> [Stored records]
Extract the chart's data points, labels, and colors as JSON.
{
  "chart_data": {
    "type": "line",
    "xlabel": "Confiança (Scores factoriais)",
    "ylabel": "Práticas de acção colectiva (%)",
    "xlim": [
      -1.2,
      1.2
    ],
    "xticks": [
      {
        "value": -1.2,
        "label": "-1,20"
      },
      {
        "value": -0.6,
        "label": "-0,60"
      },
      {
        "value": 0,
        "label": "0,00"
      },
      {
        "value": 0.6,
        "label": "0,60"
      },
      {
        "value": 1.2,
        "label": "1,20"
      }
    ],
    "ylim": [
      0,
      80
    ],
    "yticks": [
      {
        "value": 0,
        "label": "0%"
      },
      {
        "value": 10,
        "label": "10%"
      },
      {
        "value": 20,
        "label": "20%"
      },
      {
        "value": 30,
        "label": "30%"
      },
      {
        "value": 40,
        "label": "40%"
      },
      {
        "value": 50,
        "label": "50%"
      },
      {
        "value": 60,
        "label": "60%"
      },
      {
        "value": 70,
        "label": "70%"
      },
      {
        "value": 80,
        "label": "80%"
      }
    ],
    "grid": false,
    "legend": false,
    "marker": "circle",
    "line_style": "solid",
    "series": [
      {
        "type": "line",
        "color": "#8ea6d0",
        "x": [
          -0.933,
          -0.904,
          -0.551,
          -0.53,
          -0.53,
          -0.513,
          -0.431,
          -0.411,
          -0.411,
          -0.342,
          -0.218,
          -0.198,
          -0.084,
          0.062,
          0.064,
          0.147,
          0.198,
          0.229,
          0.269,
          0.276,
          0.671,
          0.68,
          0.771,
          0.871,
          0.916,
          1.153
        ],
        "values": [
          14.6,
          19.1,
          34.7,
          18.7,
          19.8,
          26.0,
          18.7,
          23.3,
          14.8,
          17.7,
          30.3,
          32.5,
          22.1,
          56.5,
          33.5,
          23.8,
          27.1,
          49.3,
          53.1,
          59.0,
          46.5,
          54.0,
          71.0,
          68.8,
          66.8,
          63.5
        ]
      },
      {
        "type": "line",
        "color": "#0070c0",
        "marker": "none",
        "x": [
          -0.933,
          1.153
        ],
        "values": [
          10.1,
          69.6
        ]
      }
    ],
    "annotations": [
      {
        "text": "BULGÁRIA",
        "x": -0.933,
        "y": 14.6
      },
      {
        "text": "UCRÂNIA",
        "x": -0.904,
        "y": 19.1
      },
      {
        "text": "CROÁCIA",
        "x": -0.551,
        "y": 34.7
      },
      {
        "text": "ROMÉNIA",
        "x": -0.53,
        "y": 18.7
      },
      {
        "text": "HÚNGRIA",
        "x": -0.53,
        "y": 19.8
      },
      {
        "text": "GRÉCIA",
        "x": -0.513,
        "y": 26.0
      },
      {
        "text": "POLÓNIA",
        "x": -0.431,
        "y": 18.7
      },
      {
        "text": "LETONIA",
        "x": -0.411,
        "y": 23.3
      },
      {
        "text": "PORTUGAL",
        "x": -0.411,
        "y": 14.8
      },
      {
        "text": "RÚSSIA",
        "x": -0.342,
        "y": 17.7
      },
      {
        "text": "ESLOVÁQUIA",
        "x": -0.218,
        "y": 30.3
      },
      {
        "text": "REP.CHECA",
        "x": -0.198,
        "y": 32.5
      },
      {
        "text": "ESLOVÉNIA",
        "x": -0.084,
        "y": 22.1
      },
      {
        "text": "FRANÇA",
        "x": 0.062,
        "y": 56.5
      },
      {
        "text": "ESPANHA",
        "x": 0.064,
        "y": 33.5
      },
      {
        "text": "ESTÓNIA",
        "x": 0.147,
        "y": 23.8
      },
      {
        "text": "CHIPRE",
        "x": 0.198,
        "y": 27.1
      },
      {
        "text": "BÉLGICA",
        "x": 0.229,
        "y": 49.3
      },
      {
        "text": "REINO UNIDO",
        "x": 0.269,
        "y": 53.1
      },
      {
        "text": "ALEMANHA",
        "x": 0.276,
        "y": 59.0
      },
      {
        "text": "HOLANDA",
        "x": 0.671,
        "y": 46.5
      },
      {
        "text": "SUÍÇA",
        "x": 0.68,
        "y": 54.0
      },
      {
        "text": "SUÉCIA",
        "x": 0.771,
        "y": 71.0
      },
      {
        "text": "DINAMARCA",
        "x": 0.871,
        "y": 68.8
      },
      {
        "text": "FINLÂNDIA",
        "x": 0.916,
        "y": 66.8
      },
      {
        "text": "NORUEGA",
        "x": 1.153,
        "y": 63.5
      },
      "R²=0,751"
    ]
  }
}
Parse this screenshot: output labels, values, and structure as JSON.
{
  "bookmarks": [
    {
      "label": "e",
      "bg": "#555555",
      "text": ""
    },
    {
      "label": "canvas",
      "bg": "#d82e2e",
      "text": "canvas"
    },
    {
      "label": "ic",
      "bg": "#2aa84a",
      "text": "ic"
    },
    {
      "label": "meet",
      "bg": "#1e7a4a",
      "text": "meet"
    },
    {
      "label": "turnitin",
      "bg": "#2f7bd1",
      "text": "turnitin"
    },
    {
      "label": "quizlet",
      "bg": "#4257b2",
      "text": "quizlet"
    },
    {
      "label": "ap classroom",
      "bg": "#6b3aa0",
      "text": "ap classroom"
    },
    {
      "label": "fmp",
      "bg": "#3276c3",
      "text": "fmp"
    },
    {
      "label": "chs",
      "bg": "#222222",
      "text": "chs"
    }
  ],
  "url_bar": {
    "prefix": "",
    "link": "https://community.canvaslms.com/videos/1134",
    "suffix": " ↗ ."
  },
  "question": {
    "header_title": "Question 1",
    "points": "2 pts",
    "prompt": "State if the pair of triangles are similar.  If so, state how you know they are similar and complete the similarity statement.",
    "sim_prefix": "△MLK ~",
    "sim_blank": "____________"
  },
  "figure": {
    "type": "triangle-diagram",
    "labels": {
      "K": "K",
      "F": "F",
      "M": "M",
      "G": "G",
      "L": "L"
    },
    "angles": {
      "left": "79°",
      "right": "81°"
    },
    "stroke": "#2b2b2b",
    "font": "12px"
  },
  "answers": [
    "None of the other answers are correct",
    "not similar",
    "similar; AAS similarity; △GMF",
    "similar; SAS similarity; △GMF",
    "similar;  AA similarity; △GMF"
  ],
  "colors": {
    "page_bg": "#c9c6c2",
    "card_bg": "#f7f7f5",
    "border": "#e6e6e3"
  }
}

> [Your instructions]
Filter the listing above by the word "labels"; copy each line that passes.

> [Solution for this problem]
Extract the chart's data points, labels, and colors as JSON.
Parse this screenshot: output labels, values, and structure as JSON.
    "labels": {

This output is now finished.